▸ What is asked: Would you return all of this data exactly, leaving nothing out?
[Start]
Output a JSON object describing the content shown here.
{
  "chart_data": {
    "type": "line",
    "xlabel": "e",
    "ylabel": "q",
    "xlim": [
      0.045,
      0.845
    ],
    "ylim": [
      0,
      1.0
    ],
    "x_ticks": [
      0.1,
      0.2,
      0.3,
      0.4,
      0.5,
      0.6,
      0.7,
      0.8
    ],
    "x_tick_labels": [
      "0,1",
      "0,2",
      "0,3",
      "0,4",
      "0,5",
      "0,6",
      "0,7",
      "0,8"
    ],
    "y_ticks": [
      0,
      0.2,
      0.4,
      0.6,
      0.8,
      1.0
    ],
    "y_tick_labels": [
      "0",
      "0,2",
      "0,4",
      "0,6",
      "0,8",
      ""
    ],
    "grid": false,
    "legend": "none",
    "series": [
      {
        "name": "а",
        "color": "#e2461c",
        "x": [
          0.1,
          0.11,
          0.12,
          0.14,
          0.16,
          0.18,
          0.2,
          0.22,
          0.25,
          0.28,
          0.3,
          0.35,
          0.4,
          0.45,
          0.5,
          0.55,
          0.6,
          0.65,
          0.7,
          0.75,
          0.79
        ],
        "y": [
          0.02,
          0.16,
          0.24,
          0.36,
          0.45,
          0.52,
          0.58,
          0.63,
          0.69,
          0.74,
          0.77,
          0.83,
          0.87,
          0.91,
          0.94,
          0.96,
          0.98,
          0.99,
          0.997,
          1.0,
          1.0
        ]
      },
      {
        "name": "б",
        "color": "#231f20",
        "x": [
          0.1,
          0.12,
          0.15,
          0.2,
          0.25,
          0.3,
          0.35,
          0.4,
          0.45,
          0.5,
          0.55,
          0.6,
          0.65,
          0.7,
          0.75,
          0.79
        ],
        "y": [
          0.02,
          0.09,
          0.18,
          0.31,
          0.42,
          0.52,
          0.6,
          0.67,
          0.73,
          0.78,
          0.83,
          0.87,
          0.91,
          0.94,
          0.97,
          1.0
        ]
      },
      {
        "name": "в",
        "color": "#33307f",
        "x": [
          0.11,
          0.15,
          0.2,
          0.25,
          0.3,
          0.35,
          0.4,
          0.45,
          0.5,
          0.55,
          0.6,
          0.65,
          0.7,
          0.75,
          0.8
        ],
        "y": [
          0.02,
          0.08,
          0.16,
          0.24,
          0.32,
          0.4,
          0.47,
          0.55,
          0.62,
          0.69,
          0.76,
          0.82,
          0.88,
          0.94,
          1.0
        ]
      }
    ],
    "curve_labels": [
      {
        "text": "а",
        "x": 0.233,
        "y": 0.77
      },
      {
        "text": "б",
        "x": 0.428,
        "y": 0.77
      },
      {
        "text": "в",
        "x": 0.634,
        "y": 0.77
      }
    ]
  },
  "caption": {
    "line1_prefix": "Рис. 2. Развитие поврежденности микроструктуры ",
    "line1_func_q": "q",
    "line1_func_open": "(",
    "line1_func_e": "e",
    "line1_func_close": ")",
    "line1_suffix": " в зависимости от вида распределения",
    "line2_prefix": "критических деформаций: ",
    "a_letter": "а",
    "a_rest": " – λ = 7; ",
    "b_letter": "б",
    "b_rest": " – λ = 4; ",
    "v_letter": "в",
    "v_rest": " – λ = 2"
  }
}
[End]
▸ Output of the exercise:
Output a JSON object describing the content shown here.
{
  "chart_data": {
    "type": "line",
    "xlabel": "e",
    "ylabel": "q",
    "xlim": [
      0.045,
      0.845
    ],
    "ylim": [
      0,
      1.0
    ],
    "x_ticks": [
      0.1,
      0.2,
      0.3,
      0.4,
      0.5,
      0.6,
      0.7,
      0.8
    ],
    "x_tick_labels": [
      "0,1",
      "0,2",
      "0,3",
      "0,4",
      "0,5",
      "0,6",
      "0,7",
      "0,8"
    ],
    "y_ticks": [
      0,
      0.2,
      0.4,
      0.6,
      0.8,
      1.0
    ],
    "y_tick_labels": [
      "0",
      "0,2",
      "0,4",
      "0,6",
      "0,8",
      ""
    ],
    "grid": false,
    "legend": "none",
    "series": [
      {
        "name": "а",
        "color": "#e2461c",
        "x": [
          0.1,
          0.11,
          0.12,
          0.14,
          0.16,
          0.18,
          0.2,
          0.22,
          0.25,
          0.28,
          0.3,
          0.35,
          0.4,
          0.45,
          0.5,
          0.55,
          0.6,
          0.65,
          0.7,
          0.75,
          0.79
        ],
        "y": [
          0.02,
          0.16,
          0.24,
          0.36,
          0.45,
          0.52,
          0.58,
          0.63,
          0.69,
          0.74,
          0.77,
          0.83,
          0.87,
          0.91,
          0.94,
          0.96,
          0.98,
          0.99,
          0.997,
          1.0,
          1.0
        ]
      },
      {
        "name": "б",
        "color": "#231f20",
        "x": [
          0.1,
          0.12,
          0.15,
          0.2,
          0.25,
          0.3,
          0.35,
          0.4,
          0.45,
          0.5,
          0.55,
          0.6,
          0.65,
          0.7,
          0.75,
          0.79
        ],
        "y": [
          0.02,
          0.09,
          0.18,
          0.31,
          0.42,
          0.52,
          0.6,
          0.67,
          0.73,
          0.78,
          0.83,
          0.87,
          0.91,
          0.94,
          0.97,
          1.0
        ]
      },
      {
        "name": "в",
        "color": "#33307f",
        "x": [
          0.11,
          0.15,
          0.2,
          0.25,
          0.3,
          0.35,
          0.4,
          0.45,
          0.5,
          0.55,
          0.6,
          0.65,
          0.7,
          0.75,
          0.8
        ],
        "y": [
          0.02,
          0.08,
          0.16,
          0.24,
          0.32,
          0.4,
          0.47,
          0.55,
          0.62,
          0.69,
          0.76,
          0.82,
          0.88,
          0.94,
          1.0
        ]
      }
    ],
    "curve_labels": [
      {
        "text": "а",
        "x": 0.233,
        "y": 0.77
      },
      {
        "text": "б",
        "x": 0.428,
        "y": 0.77
      },
      {
        "text": "в",
        "x": 0.634,
        "y": 0.77
      }
    ]
  },
  "caption": {
    "line1_prefix": "Рис. 2. Развитие поврежденности микроструктуры ",
    "line1_func_q": "q",
    "line1_func_open": "(",
    "line1_func_e": "e",
    "line1_func_close": ")",
    "line1_suffix": " в зависимости от вида распределения",
    "line2_prefix": "критических деформаций: ",
    "a_letter": "а",
    "a_rest": " – λ = 7; ",
    "b_letter": "б",
    "b_rest": " – λ = 4; ",
    "v_letter": "в",
    "v_rest": " – λ = 2"
  }
}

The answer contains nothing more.